── RECORDS SUPPLIED ──

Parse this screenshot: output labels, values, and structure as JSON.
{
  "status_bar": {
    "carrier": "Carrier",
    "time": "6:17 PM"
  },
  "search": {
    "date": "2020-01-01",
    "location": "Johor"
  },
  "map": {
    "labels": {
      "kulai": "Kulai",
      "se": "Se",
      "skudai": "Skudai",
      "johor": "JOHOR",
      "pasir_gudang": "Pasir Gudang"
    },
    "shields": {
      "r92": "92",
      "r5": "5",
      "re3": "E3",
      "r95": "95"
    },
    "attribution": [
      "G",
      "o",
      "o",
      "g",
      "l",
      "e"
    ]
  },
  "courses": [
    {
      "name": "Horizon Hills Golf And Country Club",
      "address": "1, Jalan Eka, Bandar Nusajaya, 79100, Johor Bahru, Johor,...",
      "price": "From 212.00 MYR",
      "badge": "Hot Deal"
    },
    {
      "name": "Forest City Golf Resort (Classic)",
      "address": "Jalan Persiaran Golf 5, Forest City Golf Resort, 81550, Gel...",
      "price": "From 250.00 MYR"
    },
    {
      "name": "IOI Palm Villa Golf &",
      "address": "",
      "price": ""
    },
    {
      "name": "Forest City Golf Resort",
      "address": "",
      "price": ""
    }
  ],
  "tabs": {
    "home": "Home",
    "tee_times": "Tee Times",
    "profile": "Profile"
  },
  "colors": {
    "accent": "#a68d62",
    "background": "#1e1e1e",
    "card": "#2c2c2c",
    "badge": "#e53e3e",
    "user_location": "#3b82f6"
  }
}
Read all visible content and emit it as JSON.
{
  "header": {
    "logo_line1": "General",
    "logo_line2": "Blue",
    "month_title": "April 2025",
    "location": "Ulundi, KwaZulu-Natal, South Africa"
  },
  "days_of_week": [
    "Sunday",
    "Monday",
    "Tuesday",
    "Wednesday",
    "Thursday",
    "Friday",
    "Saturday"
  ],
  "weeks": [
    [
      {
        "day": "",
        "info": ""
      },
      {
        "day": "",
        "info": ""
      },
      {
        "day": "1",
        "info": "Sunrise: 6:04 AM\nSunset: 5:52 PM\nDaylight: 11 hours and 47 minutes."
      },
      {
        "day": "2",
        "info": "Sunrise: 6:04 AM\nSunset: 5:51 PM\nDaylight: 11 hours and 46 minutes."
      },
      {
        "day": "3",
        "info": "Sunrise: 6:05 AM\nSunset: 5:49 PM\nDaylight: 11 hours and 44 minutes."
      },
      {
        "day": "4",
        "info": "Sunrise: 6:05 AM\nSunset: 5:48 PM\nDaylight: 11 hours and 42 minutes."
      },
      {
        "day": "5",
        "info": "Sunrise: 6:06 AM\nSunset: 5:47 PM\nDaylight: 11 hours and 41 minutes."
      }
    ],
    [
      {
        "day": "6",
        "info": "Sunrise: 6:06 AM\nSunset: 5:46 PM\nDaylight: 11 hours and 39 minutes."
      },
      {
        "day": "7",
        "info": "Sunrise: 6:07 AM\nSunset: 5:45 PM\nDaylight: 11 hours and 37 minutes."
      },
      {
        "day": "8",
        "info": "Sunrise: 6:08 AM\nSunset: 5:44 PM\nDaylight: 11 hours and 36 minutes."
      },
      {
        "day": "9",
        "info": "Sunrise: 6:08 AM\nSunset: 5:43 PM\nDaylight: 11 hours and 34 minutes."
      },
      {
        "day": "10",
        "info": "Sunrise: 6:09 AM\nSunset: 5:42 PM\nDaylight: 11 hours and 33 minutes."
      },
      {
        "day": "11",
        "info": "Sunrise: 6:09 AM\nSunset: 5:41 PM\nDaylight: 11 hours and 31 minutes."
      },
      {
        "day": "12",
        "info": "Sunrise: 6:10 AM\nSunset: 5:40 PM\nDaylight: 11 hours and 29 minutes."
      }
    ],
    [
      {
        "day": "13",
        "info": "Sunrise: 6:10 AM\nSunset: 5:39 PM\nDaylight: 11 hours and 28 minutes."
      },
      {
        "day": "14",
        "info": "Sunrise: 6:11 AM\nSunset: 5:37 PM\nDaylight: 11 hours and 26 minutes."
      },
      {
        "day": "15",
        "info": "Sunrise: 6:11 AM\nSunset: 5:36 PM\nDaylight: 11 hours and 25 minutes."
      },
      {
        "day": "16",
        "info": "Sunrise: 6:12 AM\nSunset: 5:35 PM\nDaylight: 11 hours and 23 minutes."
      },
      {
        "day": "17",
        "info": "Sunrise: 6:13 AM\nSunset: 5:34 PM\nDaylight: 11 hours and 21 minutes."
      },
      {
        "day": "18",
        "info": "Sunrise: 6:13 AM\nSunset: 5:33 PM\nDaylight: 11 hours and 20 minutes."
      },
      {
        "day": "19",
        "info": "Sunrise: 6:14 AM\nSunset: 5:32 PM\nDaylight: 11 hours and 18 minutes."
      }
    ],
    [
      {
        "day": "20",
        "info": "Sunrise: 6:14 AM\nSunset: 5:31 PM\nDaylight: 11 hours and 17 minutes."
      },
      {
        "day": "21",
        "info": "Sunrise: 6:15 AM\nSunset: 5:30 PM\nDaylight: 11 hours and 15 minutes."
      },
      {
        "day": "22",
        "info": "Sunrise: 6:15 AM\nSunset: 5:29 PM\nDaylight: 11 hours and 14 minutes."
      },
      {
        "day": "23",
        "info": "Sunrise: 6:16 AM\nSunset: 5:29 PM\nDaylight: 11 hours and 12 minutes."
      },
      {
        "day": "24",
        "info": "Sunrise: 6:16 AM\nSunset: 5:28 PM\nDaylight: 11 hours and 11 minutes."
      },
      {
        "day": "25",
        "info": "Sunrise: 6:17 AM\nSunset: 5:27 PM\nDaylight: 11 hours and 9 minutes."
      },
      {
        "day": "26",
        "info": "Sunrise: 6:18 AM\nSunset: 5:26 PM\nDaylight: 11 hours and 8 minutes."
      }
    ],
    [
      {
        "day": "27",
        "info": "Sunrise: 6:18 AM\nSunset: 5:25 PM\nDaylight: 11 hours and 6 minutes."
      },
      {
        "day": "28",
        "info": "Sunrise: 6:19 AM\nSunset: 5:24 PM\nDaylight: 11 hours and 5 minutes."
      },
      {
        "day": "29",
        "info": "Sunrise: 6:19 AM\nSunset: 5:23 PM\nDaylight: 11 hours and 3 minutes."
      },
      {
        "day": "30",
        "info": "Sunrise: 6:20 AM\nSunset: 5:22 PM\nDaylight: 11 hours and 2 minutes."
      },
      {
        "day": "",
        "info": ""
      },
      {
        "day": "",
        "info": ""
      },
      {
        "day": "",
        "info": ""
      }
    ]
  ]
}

───

[PROBLEM STATEMENT]:
Reproduce each line of the material above precisely.

[SOLUTION TO THIS PROBLEM]:
Parse this screenshot: output labels, values, and structure as JSON.
{
  "status_bar": {
    "carrier": "Carrier",
    "time": "6:17 PM"
  },
  "search": {
    "date": "2020-01-01",
    "location": "Johor"
  },
  "map": {
    "labels": {
      "kulai": "Kulai",
      "se": "Se",
      "skudai": "Skudai",
      "johor": "JOHOR",
      "pasir_gudang": "Pasir Gudang"
    },
    "shields": {
      "r92": "92",
      "r5": "5",
      "re3": "E3",
      "r95": "95"
    },
    "attribution": [
      "G",
      "o",
      "o",
      "g",
      "l",
      "e"
    ]
  },
  "courses": [
    {
      "name": "Horizon Hills Golf And Country Club",
      "address": "1, Jalan Eka, Bandar Nusajaya, 79100, Johor Bahru, Johor,...",
      "price": "From 212.00 MYR",
      "badge": "Hot Deal"
    },
    {
      "name": "Forest City Golf Resort (Classic)",
      "address": "Jalan Persiaran Golf 5, Forest City Golf Resort, 81550, Gel...",
      "price": "From 250.00 MYR"
    },
    {
      "name": "IOI Palm Villa Golf &",
      "address": "",
      "price": ""
    },
    {
      "name": "Forest City Golf Resort",
      "address": "",
      "price": ""
    }
  ],
  "tabs": {
    "home": "Home",
    "tee_times": "Tee Times",
    "profile": "Profile"
  },
  "colors": {
    "accent": "#a68d62",
    "background": "#1e1e1e",
    "card": "#2c2c2c",
    "badge": "#e53e3e",
    "user_location": "#3b82f6"
  }
}
Read all visible content and emit it as JSON.
{
  "header": {
    "logo_line1": "General",
    "logo_line2": "Blue",
    "month_title": "April 2025",
    "location": "Ulundi, KwaZulu-Natal, South Africa"
  },
  "days_of_week": [
    "Sunday",
    "Monday",
    "Tuesday",
    "Wednesday",
    "Thursday",
    "Friday",
    "Saturday"
  ],
  "weeks": [
    [
      {
        "day": "",
        "info": ""
      },
      {
        "day": "",
        "info": ""
      },
      {
        "day": "1",
        "info": "Sunrise: 6:04 AM\nSunset: 5:52 PM\nDaylight: 11 hours and 47 minutes."
      },
      {
        "day": "2",
        "info": "Sunrise: 6:04 AM\nSunset: 5:51 PM\nDaylight: 11 hours and 46 minutes."
      },
      {
        "day": "3",
        "info": "Sunrise: 6:05 AM\nSunset: 5:49 PM\nDaylight: 11 hours and 44 minutes."
      },
      {
        "day": "4",
        "info": "Sunrise: 6:05 AM\nSunset: 5:48 PM\nDaylight: 11 hours and 42 minutes."
      },
      {
        "day": "5",
        "info": "Sunrise: 6:06 AM\nSunset: 5:47 PM\nDaylight: 11 hours and 41 minutes."
      }
    ],
    [
      {
        "day": "6",
        "info": "Sunrise: 6:06 AM\nSunset: 5:46 PM\nDaylight: 11 hours and 39 minutes."
      },
      {
        "day": "7",
        "info": "Sunrise: 6:07 AM\nSunset: 5:45 PM\nDaylight: 11 hours and 37 minutes."
      },
      {
        "day": "8",
        "info": "Sunrise: 6:08 AM\nSunset: 5:44 PM\nDaylight: 11 hours and 36 minutes."
      },
      {
        "day": "9",
        "info": "Sunrise: 6:08 AM\nSunset: 5:43 PM\nDaylight: 11 hours and 34 minutes."
      },
      {
        "day": "10",
        "info": "Sunrise: 6:09 AM\nSunset: 5:42 PM\nDaylight: 11 hours and 33 minutes."
      },
      {
        "day": "11",
        "info": "Sunrise: 6:09 AM\nSunset: 5:41 PM\nDaylight: 11 hours and 31 minutes."
      },
      {
        "day": "12",
        "info": "Sunrise: 6:10 AM\nSunset: 5:40 PM\nDaylight: 11 hours and 29 minutes."
      }
    ],
    [
      {
        "day": "13",
        "info": "Sunrise: 6:10 AM\nSunset: 5:39 PM\nDaylight: 11 hours and 28 minutes."
      },
      {
        "day": "14",
        "info": "Sunrise: 6:11 AM\nSunset: 5:37 PM\nDaylight: 11 hours and 26 minutes."
      },
      {
        "day": "15",
        "info": "Sunrise: 6:11 AM\nSunset: 5:36 PM\nDaylight: 11 hours and 25 minutes."
      },
      {
        "day": "16",
        "info": "Sunrise: 6:12 AM\nSunset: 5:35 PM\nDaylight: 11 hours and 23 minutes."
      },
      {
        "day": "17",
        "info": "Sunrise: 6:13 AM\nSunset: 5:34 PM\nDaylight: 11 hours and 21 minutes."
      },
      {
        "day": "18",
        "info": "Sunrise: 6:13 AM\nSunset: 5:33 PM\nDaylight: 11 hours and 20 minutes."
      },
      {
        "day": "19",
        "info": "Sunrise: 6:14 AM\nSunset: 5:32 PM\nDaylight: 11 hours and 18 minutes."
      }
    ],
    [
      {
        "day": "20",
        "info": "Sunrise: 6:14 AM\nSunset: 5:31 PM\nDaylight: 11 hours and 17 minutes."
      },
      {
        "day": "21",
        "info": "Sunrise: 6:15 AM\nSunset: 5:30 PM\nDaylight: 11 hours and 15 minutes."
      },
      {
        "day": "22",
        "info": "Sunrise: 6:15 AM\nSunset: 5:29 PM\nDaylight: 11 hours and 14 minutes."
      },
      {
        "day": "23",
        "info": "Sunrise: 6:16 AM\nSunset: 5:29 PM\nDaylight: 11 hours and 12 minutes."
      },
      {
        "day": "24",
        "info": "Sunrise: 6:16 AM\nSunset: 5:28 PM\nDaylight: 11 hours and 11 minutes."
      },
      {
        "day": "25",
        "info": "Sunrise: 6:17 AM\nSunset: 5:27 PM\nDaylight: 11 hours and 9 minutes."
      },
      {
        "day": "26",
        "info": "Sunrise: 6:18 AM\nSunset: 5:26 PM\nDaylight: 11 hours and 8 minutes."
      }
    ],
    [
      {
        "day": "27",
        "info": "Sunrise: 6:18 AM\nSunset: 5:25 PM\nDaylight: 11 hours and 6 minutes."
      },
      {
        "day": "28",
        "info": "Sunrise: 6:19 AM\nSunset: 5:24 PM\nDaylight: 11 hours and 5 minutes."
      },
      {
        "day": "29",
        "info": "Sunrise: 6:19 AM\nSunset: 5:23 PM\nDaylight: 11 hours and 3 minutes."
      },
      {
        "day": "30",
        "info": "Sunrise: 6:20 AM\nSunset: 5:22 PM\nDaylight: 11 hours and 2 minutes."
      },
      {
        "day": "",
        "info": ""
      },
      {
        "day": "",
        "info": ""
      },
      {
        "day": "",
        "info": ""
      }
    ]
  ]
}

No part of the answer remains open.